**Provided entries:**
********
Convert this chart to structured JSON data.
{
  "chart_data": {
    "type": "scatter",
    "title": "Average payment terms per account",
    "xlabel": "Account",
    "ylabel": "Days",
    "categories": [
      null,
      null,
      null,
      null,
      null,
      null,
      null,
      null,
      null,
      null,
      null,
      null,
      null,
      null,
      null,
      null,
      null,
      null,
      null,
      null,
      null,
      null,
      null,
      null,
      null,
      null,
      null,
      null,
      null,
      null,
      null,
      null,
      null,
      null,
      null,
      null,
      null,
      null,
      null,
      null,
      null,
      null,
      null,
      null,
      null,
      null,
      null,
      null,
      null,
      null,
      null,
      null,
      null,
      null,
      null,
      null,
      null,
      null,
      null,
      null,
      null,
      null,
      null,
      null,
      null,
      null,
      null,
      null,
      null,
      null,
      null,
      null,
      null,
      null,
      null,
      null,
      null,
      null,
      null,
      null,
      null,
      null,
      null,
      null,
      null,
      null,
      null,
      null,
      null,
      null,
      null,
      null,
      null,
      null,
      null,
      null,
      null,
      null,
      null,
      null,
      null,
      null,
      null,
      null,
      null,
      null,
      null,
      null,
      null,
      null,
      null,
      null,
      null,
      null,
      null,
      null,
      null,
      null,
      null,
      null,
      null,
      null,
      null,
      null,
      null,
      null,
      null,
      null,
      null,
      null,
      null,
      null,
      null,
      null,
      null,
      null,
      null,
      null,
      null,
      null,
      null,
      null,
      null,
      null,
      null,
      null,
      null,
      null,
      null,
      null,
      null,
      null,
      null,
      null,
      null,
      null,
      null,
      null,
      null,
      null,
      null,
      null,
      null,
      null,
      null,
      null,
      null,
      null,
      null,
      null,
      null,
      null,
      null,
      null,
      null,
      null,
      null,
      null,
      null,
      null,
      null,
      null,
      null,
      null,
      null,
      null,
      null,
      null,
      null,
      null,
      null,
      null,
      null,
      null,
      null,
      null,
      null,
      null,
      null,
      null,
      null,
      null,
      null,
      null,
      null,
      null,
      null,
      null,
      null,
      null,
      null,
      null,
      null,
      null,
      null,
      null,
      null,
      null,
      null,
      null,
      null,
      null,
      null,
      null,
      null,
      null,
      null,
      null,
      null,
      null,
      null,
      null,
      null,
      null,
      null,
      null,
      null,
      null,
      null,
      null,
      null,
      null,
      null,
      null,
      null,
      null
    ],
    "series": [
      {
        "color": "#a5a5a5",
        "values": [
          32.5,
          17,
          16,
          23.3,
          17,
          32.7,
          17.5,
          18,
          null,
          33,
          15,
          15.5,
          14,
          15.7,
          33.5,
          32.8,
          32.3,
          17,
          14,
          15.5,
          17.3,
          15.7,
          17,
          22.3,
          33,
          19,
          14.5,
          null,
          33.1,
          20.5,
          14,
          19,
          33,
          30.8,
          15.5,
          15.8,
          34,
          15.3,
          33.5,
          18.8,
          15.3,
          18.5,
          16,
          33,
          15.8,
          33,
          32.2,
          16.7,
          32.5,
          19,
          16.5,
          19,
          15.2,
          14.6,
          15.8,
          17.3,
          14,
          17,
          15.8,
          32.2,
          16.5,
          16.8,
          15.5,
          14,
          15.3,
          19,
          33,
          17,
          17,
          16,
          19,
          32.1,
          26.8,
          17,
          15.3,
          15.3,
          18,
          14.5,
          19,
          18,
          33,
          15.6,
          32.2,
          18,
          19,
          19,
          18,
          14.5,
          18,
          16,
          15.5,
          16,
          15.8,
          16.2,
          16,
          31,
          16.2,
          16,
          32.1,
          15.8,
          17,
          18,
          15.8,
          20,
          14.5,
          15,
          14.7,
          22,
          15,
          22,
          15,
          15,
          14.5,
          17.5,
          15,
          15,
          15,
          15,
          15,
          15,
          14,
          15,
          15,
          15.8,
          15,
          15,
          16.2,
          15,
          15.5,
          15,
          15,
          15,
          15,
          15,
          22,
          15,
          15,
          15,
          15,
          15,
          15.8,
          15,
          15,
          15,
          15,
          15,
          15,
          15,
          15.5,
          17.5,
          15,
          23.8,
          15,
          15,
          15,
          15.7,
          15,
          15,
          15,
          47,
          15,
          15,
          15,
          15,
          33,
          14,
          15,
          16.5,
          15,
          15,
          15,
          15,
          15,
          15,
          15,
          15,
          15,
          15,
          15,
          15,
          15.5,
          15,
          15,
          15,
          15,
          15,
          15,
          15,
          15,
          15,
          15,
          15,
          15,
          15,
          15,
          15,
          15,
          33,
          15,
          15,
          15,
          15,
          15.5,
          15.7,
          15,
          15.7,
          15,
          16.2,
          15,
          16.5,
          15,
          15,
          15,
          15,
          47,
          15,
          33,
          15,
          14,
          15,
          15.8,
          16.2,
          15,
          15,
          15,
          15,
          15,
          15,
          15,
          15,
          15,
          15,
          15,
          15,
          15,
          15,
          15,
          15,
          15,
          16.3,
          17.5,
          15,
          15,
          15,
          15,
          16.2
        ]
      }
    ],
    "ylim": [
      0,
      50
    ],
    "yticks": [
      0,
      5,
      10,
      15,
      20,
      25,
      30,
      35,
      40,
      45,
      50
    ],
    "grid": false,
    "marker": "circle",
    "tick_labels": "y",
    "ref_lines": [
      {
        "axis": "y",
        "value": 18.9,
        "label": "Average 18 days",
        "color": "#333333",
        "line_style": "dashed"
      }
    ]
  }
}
********
**Set exercise:** All of the entries above must be quoted exactly.

**Answer for the task:**
Convert this chart to structured JSON data.
{
  "chart_data": {
    "type": "scatter",
    "title": "Average payment terms per account",
    "xlabel": "Account",
    "ylabel": "Days",
    "categories": [
      null,
      null,
      null,
      null,
      null,
      null,
      null,
      null,
      null,
      null,
      null,
      null,
      null,
      null,
      null,
      null,
      null,
      null,
      null,
      null,
      null,
      null,
      null,
      null,
      null,
      null,
      null,
      null,
      null,
      null,
      null,
      null,
      null,
      null,
      null,
      null,
      null,
      null,
      null,
      null,
      null,
      null,
      null,
      null,
      null,
      null,
      null,
      null,
      null,
      null,
      null,
      null,
      null,
      null,
      null,
      null,
      null,
      null,
      null,
      null,
      null,
      null,
      null,
      null,
      null,
      null,
      null,
      null,
      null,
      null,
      null,
      null,
      null,
      null,
      null,
      null,
      null,
      null,
      null,
      null,
      null,
      null,
      null,
      null,
      null,
      null,
      null,
      null,
      null,
      null,
      null,
      null,
      null,
      null,
      null,
      null,
      null,
      null,
      null,
      null,
      null,
      null,
      null,
      null,
      null,
      null,
      null,
      null,
      null,
      null,
      null,
      null,
      null,
      null,
      null,
      null,
      null,
      null,
      null,
      null,
      null,
      null,
      null,
      null,
      null,
      null,
      null,
      null,
      null,
      null,
      null,
      null,
      null,
      null,
      null,
      null,
      null,
      null,
      null,
      null,
      null,
      null,
      null,
      null,
      null,
      null,
      null,
      null,
      null,
      null,
      null,
      null,
      null,
      null,
      null,
      null,
      null,
      null,
      null,
      null,
      null,
      null,
      null,
      null,
      null,
      null,
      null,
      null,
      null,
      null,
      null,
      null,
      null,
      null,
      null,
      null,
      null,
      null,
      null,
      null,
      null,
      null,
      null,
      null,
      null,
      null,
      null,
      null,
      null,
      null,
      null,
      null,
      null,
      null,
      null,
      null,
      null,
      null,
      null,
      null,
      null,
      null,
      null,
      null,
      null,
      null,
      null,
      null,
      null,
      null,
      null,
      null,
      null,
      null,
      null,
      null,
      null,
      null,
      null,
      null,
      null,
      null,
      null,
      null,
      null,
      null,
      null,
      null,
      null,
      null,
      null,
      null,
      null,
      null,
      null,
      null,
      null,
      null,
      null,
      null,
      null,
      null,
      null,
      null,
      null,
      null
    ],
    "series": [
      {
        "color": "#a5a5a5",
        "values": [
          32.5,
          17,
          16,
          23.3,
          17,
          32.7,
          17.5,
          18,
          null,
          33,
          15,
          15.5,
          14,
          15.7,
          33.5,
          32.8,
          32.3,
          17,
          14,
          15.5,
          17.3,
          15.7,
          17,
          22.3,
          33,
          19,
          14.5,
          null,
          33.1,
          20.5,
          14,
          19,
          33,
          30.8,
          15.5,
          15.8,
          34,
          15.3,
          33.5,
          18.8,
          15.3,
          18.5,
          16,
          33,
          15.8,
          33,
          32.2,
          16.7,
          32.5,
          19,
          16.5,
          19,
          15.2,
          14.6,
          15.8,
          17.3,
          14,
          17,
          15.8,
          32.2,
          16.5,
          16.8,
          15.5,
          14,
          15.3,
          19,
          33,
          17,
          17,
          16,
          19,
          32.1,
          26.8,
          17,
          15.3,
          15.3,
          18,
          14.5,
          19,
          18,
          33,
          15.6,
          32.2,
          18,
          19,
          19,
          18,
          14.5,
          18,
          16,
          15.5,
          16,
          15.8,
          16.2,
          16,
          31,
          16.2,
          16,
          32.1,
          15.8,
          17,
          18,
          15.8,
          20,
          14.5,
          15,
          14.7,
          22,
          15,
          22,
          15,
          15,
          14.5,
          17.5,
          15,
          15,
          15,
          15,
          15,
          15,
          14,
          15,
          15,
          15.8,
          15,
          15,
          16.2,
          15,
          15.5,
          15,
          15,
          15,
          15,
          15,
          22,
          15,
          15,
          15,
          15,
          15,
          15.8,
          15,
          15,
          15,
          15,
          15,
          15,
          15,
          15.5,
          17.5,
          15,
          23.8,
          15,
          15,
          15,
          15.7,
          15,
          15,
          15,
          47,
          15,
          15,
          15,
          15,
          33,
          14,
          15,
          16.5,
          15,
          15,
          15,
          15,
          15,
          15,
          15,
          15,
          15,
          15,
          15,
          15,
          15.5,
          15,
          15,
          15,
          15,
          15,
          15,
          15,
          15,
          15,
          15,
          15,
          15,
          15,
          15,
          15,
          15,
          33,
          15,
          15,
          15,
          15,
          15.5,
          15.7,
          15,
          15.7,
          15,
          16.2,
          15,
          16.5,
          15,
          15,
          15,
          15,
          47,
          15,
          33,
          15,
          14,
          15,
          15.8,
          16.2,
          15,
          15,
          15,
          15,
          15,
          15,
          15,
          15,
          15,
          15,
          15,
          15,
          15,
          15,
          15,
          15,
          15,
          16.3,
          17.5,
          15,
          15,
          15,
          15,
          16.2
        ]
      }
    ],
    "ylim": [
      0,
      50
    ],
    "yticks": [
      0,
      5,
      10,
      15,
      20,
      25,
      30,
      35,
      40,
      45,
      50
    ],
    "grid": false,
    "marker": "circle",
    "tick_labels": "y",
    "ref_lines": [
      {
        "axis": "y",
        "value": 18.9,
        "label": "Average 18 days",
        "color": "#333333",
        "line_style": "dashed"
      }
    ]
  }
}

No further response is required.